Written problem ▸ Put the records below into a Markdown table with the columns Row and Line. Begin at the first line of the records and stop after the line that contains "x-tick-label: 90 [164,332,186,352]". Number each row and leave out any blank lines.

Supplied data ▸
□ □ □

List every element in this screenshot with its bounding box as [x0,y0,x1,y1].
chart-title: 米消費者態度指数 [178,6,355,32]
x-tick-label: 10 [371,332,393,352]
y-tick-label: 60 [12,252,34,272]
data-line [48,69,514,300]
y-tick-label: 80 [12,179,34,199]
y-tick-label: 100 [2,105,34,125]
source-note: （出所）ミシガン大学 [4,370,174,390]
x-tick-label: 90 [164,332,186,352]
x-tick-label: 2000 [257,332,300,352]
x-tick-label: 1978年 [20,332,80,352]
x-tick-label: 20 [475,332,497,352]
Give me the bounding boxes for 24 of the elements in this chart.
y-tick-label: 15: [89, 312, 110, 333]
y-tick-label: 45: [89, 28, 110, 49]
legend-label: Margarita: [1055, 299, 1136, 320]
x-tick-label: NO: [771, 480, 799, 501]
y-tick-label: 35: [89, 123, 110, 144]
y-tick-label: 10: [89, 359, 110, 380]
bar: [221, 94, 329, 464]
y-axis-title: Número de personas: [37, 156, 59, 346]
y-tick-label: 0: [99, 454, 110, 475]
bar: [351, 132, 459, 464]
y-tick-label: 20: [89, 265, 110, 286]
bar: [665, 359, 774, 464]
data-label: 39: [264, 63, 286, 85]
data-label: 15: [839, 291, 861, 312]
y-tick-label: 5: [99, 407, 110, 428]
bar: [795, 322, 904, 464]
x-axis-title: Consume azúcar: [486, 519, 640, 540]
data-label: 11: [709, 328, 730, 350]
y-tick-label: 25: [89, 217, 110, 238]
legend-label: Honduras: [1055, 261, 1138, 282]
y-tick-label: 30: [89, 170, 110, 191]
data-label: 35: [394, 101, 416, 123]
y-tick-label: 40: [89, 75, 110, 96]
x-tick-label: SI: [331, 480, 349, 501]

□ □ □

Worked answer ▸
| Row | Line |
|---|---|
| 1 | List every element in this screenshot with its bounding box as [x0,y0,x1,y1]. |
| 2 | chart-title: 米消費者態度指数 [178,6,355,32] |
| 3 | x-tick-label: 10 [371,332,393,352] |
| 4 | y-tick-label: 60 [12,252,34,272] |
| 5 | data-line [48,69,514,300] |
| 6 | y-tick-label: 80 [12,179,34,199] |
| 7 | y-tick-label: 100 [2,105,34,125] |
| 8 | source-note: （出所）ミシガン大学 [4,370,174,390] |
| 9 | x-tick-label: 90 [164,332,186,352] |